• [TASK OBJECTIVE]:
Report how many lines contain the word "median"; answer with the number only.

>> Start INFORMATION SUPPLIED

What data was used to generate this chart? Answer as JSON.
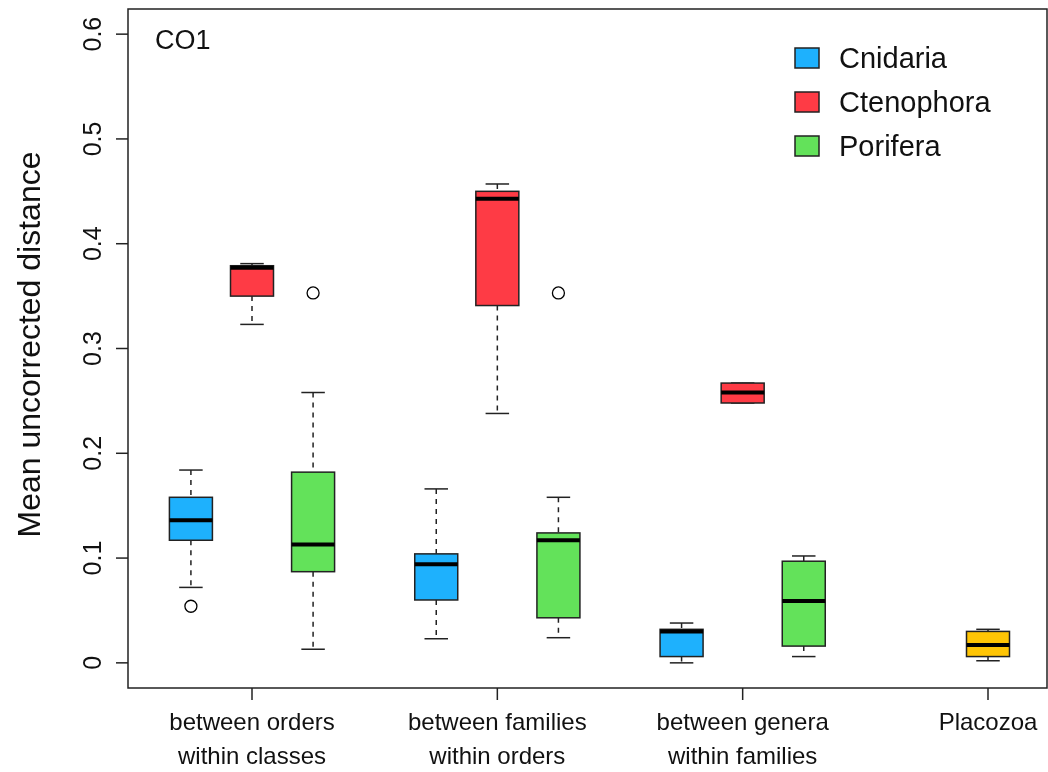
{
  "chart_data": {
    "type": "box",
    "title": "CO1",
    "ylabel": "Mean uncorrected distance",
    "categories": [
      "between orders\nwithin classes",
      "between families\nwithin orders",
      "between genera\nwithin families",
      "Placozoa"
    ],
    "ylim": [
      -0.024,
      0.624
    ],
    "yticks": [
      0,
      0.1,
      0.2,
      0.3,
      0.4,
      0.5,
      0.6
    ],
    "legend": "top right",
    "grid": false,
    "series": [
      {
        "name": "Cnidaria",
        "color": "#1eb1fd",
        "boxes": [
          {
            "low": 0.072,
            "q1": 0.117,
            "median": 0.136,
            "q3": 0.158,
            "high": 0.184,
            "outliers": [
              0.054
            ]
          },
          {
            "low": 0.023,
            "q1": 0.06,
            "median": 0.094,
            "q3": 0.104,
            "high": 0.166
          },
          {
            "low": 0,
            "q1": 0.006,
            "median": 0.03,
            "q3": 0.032,
            "high": 0.038
          },
          null
        ]
      },
      {
        "name": "Ctenophora",
        "color": "#fe3b45",
        "boxes": [
          {
            "low": 0.323,
            "q1": 0.35,
            "median": 0.377,
            "q3": 0.379,
            "high": 0.381
          },
          {
            "low": 0.238,
            "q1": 0.341,
            "median": 0.443,
            "q3": 0.45,
            "high": 0.457
          },
          {
            "low": 0.248,
            "q1": 0.248,
            "median": 0.258,
            "q3": 0.267,
            "high": 0.267
          },
          null
        ]
      },
      {
        "name": "Porifera",
        "color": "#63e25a",
        "boxes": [
          {
            "low": 0.013,
            "q1": 0.087,
            "median": 0.113,
            "q3": 0.182,
            "high": 0.258,
            "outliers": [
              0.353
            ]
          },
          {
            "low": 0.024,
            "q1": 0.043,
            "median": 0.117,
            "q3": 0.124,
            "high": 0.158,
            "outliers": [
              0.353
            ]
          },
          {
            "low": 0.006,
            "q1": 0.016,
            "median": 0.059,
            "q3": 0.097,
            "high": 0.102
          },
          null
        ]
      },
      {
        "color": "#ffc505",
        "boxes": [
          null,
          null,
          null,
          {
            "low": 0.002,
            "q1": 0.006,
            "median": 0.017,
            "q3": 0.03,
            "high": 0.032
          }
        ]
      }
    ]
  }
}
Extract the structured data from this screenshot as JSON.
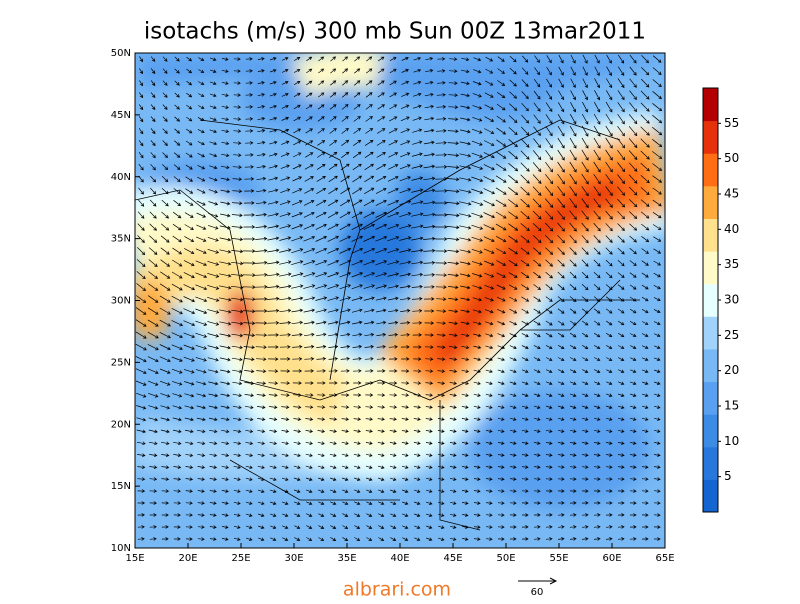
{
  "title": "isotachs (m/s) 300 mb Sun 00Z 13mar2011",
  "map": {
    "lat_labels": [
      "50N",
      "45N",
      "40N",
      "35N",
      "30N",
      "25N",
      "20N",
      "15N",
      "10N"
    ],
    "lon_labels": [
      "15E",
      "20E",
      "25E",
      "30E",
      "35E",
      "40E",
      "45E",
      "50E",
      "55E",
      "60E",
      "65E"
    ]
  },
  "colorbar": {
    "range": [
      0,
      60
    ],
    "ticks": [
      5,
      10,
      15,
      20,
      25,
      30,
      35,
      40,
      45,
      50,
      55
    ],
    "colors": [
      "#1464d2",
      "#2878dc",
      "#3c8ce6",
      "#5aa0f0",
      "#78b9f5",
      "#a0d2fa",
      "#e6ffff",
      "#fffac8",
      "#ffe08c",
      "#ffaa3c",
      "#ff6e14",
      "#e6320a",
      "#b40000"
    ]
  },
  "watermark": "albrari.com",
  "reference_vector": {
    "label": 60
  }
}
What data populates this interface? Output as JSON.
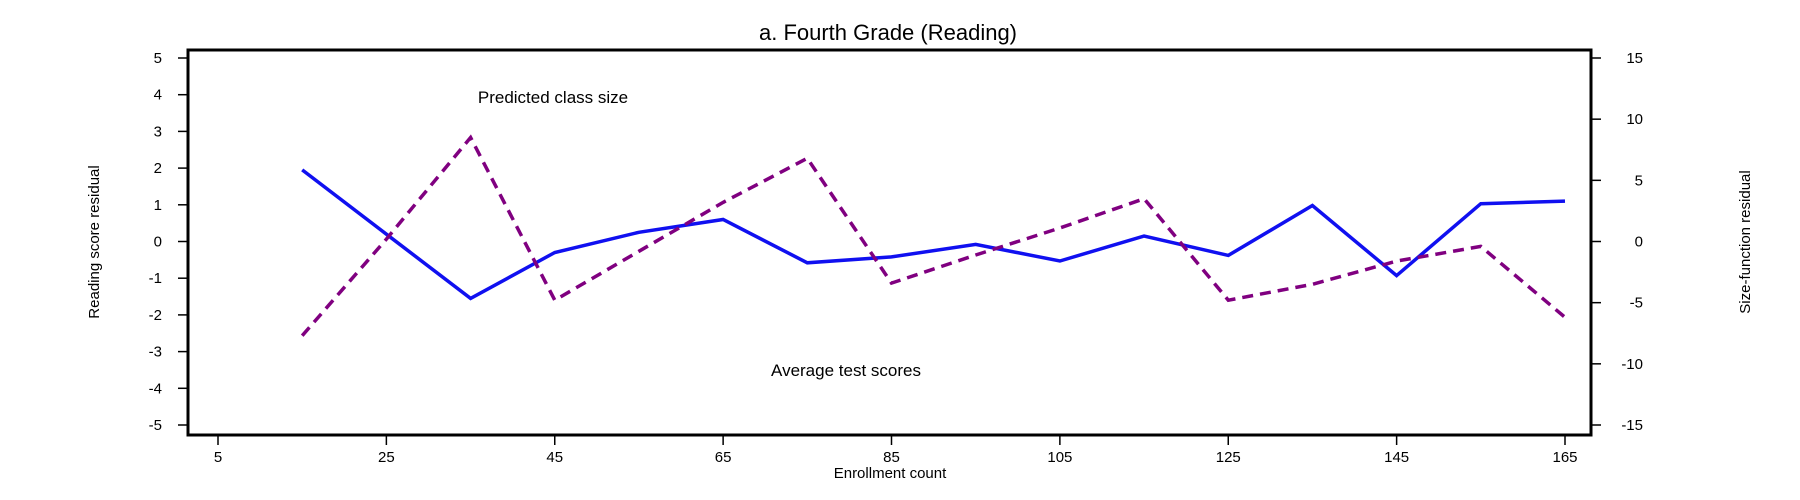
{
  "chart_data": {
    "type": "line",
    "title": "a. Fourth Grade (Reading)",
    "xlabel": "Enrollment count",
    "ylabel_left": "Reading score residual",
    "ylabel_right": "Size-function residual",
    "xlim": [
      5,
      165
    ],
    "ylim_left": [
      -5,
      5
    ],
    "ylim_right": [
      -15,
      15
    ],
    "xticks": [
      5,
      25,
      45,
      65,
      85,
      105,
      125,
      145,
      165
    ],
    "yticks_left": [
      5,
      4,
      3,
      2,
      1,
      0,
      -1,
      -2,
      -3,
      -4,
      -5
    ],
    "yticks_right": [
      15,
      10,
      5,
      0,
      -5,
      -10,
      -15
    ],
    "grid": false,
    "x": [
      15,
      25,
      35,
      45,
      55,
      65,
      75,
      85,
      95,
      105,
      115,
      125,
      135,
      145,
      155,
      165
    ],
    "series": [
      {
        "axis": "left",
        "color": "#1010f0",
        "dash": "solid",
        "values": [
          1.95,
          0.2,
          -1.55,
          -0.3,
          0.25,
          0.6,
          -0.58,
          -0.42,
          -0.08,
          -0.53,
          0.15,
          -0.38,
          0.98,
          -0.93,
          1.03,
          1.1
        ]
      },
      {
        "axis": "right",
        "color": "#800080",
        "dash": "dashed",
        "values": [
          -7.7,
          0.2,
          8.5,
          -4.8,
          -0.8,
          3.2,
          6.8,
          -3.4,
          -1.1,
          1.1,
          3.5,
          -4.8,
          -3.5,
          -1.6,
          -0.4,
          -6.2
        ]
      }
    ],
    "annotations": [
      {
        "text": "Predicted class size",
        "color": "#800080"
      },
      {
        "text": "Average test scores",
        "color": "#1010f0"
      }
    ]
  }
}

>> End INFORMATION SUPPLIED

• [FINAL ANSWER]:
10